## AIM
Locate the string "this" in the listing below. Copy every line where it is found.

* BEGIN PROVIDED MATERIAL *

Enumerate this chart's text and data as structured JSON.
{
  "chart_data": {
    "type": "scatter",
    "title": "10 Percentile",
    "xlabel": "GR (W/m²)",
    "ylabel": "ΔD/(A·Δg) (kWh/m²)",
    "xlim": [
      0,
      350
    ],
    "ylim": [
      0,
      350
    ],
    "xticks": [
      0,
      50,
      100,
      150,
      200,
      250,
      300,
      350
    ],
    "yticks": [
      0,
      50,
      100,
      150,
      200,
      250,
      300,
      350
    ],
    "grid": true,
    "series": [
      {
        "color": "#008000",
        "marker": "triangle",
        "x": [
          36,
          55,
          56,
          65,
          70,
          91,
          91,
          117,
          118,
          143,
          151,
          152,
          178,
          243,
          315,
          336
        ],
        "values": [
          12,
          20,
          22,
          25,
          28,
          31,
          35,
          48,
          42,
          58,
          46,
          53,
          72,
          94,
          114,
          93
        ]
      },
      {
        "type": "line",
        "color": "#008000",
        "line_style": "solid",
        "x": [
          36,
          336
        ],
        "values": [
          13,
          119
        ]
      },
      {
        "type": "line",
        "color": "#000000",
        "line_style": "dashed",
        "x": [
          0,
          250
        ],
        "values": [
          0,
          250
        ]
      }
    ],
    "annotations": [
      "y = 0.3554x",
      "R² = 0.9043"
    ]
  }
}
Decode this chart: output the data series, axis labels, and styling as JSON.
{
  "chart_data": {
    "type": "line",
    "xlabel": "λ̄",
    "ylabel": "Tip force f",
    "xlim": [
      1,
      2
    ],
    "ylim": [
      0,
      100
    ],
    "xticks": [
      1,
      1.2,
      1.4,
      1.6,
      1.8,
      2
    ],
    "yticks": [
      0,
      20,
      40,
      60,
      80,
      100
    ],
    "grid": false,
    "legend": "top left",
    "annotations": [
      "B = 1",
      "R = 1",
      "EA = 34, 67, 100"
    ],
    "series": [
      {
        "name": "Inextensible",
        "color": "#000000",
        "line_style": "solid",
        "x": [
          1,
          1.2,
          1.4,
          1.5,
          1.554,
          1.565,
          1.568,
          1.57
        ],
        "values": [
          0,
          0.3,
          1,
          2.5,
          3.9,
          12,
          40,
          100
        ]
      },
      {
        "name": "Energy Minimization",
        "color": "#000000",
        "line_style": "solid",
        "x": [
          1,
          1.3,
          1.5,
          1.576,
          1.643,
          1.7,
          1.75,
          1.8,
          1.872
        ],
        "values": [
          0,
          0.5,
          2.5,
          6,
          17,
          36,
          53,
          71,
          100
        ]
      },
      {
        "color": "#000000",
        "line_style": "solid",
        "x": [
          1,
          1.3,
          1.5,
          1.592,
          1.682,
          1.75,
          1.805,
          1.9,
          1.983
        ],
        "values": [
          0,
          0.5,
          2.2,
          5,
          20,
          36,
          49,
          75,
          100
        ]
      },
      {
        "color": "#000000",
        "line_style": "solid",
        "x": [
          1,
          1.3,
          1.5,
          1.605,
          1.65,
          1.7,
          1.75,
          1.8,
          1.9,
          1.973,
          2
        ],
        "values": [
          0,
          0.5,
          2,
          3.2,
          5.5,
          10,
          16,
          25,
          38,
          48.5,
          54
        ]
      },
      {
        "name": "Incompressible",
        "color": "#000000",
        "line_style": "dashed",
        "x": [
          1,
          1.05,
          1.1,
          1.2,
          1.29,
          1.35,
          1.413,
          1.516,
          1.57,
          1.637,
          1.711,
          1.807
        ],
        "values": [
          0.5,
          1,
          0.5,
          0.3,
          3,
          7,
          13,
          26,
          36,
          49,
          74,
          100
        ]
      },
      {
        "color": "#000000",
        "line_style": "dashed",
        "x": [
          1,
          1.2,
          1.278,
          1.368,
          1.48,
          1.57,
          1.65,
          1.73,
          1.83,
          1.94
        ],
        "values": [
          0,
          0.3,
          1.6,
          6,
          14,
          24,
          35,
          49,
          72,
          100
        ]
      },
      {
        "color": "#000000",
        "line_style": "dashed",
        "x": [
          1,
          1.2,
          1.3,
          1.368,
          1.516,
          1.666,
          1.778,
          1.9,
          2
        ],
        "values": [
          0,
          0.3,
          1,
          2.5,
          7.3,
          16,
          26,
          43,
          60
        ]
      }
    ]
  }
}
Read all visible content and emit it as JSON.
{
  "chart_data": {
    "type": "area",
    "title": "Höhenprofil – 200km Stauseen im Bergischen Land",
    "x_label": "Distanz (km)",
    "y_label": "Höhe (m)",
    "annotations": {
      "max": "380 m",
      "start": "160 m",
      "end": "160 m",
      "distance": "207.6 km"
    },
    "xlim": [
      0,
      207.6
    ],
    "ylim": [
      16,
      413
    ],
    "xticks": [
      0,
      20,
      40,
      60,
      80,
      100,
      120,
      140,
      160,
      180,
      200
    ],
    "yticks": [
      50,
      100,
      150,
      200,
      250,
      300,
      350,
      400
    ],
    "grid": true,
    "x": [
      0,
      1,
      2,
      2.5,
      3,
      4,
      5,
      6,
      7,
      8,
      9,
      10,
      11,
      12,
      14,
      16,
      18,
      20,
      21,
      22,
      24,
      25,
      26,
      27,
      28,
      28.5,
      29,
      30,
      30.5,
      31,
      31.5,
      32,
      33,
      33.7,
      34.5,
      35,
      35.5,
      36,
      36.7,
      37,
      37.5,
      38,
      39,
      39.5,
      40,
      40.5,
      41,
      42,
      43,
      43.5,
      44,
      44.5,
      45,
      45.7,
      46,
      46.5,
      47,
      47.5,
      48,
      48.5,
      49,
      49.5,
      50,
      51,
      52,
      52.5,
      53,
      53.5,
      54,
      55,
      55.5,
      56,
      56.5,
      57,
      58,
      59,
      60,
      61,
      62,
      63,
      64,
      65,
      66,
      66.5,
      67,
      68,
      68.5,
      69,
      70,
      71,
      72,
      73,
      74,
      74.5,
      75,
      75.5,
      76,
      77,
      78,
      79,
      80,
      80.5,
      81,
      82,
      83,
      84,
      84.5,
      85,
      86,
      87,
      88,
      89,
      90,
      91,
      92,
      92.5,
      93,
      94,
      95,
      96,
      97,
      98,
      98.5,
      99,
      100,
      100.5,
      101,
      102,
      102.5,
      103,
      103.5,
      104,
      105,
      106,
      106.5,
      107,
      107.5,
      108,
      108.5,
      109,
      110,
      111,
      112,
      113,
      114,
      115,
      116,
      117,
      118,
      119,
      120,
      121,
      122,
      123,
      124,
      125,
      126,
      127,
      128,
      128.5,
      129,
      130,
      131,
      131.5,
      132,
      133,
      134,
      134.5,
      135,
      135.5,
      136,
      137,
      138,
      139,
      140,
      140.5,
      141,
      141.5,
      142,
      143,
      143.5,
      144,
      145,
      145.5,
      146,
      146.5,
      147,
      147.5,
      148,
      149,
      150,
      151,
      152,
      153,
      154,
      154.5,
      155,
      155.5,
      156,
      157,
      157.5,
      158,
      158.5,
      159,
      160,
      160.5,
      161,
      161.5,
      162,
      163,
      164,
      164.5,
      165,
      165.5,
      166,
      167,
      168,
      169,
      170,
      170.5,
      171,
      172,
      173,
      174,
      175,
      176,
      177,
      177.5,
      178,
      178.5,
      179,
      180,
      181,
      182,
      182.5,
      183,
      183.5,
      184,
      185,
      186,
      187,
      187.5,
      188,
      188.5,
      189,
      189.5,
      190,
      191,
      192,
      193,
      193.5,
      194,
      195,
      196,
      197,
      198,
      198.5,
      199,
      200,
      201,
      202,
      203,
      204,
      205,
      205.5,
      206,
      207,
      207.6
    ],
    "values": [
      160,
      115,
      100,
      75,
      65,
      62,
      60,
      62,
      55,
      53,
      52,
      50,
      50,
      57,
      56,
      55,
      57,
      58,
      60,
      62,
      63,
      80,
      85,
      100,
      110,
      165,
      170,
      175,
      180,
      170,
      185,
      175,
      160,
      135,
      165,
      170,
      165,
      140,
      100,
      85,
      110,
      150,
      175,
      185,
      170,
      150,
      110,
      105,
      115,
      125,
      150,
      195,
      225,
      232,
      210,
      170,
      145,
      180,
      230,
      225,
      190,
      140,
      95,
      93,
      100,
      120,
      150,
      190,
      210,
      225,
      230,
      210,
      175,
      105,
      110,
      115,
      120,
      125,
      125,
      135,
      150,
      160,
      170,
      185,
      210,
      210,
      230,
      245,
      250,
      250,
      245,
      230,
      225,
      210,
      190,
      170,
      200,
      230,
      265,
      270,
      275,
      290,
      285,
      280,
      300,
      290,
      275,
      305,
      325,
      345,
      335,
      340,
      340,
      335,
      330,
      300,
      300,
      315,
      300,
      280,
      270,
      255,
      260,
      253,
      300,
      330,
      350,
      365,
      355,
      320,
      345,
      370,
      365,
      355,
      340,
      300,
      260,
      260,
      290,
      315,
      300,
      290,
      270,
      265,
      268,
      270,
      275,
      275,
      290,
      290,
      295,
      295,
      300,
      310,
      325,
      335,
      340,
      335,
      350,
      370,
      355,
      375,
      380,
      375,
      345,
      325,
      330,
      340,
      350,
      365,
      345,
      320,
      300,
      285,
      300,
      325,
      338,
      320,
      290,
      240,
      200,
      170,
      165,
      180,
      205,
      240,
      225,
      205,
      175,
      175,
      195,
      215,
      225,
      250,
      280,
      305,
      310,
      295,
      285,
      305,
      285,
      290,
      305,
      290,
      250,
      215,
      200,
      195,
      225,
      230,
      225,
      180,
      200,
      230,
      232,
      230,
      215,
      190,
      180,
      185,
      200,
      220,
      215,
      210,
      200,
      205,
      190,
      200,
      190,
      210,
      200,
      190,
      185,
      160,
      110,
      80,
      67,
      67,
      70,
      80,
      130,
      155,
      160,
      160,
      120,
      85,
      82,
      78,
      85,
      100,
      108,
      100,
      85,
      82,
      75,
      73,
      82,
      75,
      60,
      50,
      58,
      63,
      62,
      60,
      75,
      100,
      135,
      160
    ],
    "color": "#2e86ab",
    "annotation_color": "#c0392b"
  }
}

* END PROVIDED MATERIAL *

## TASK RESPONSE
Enumerate this chart's text and data as structured JSON.
Decode this chart: output the data series, axis labels, and styling as JSON.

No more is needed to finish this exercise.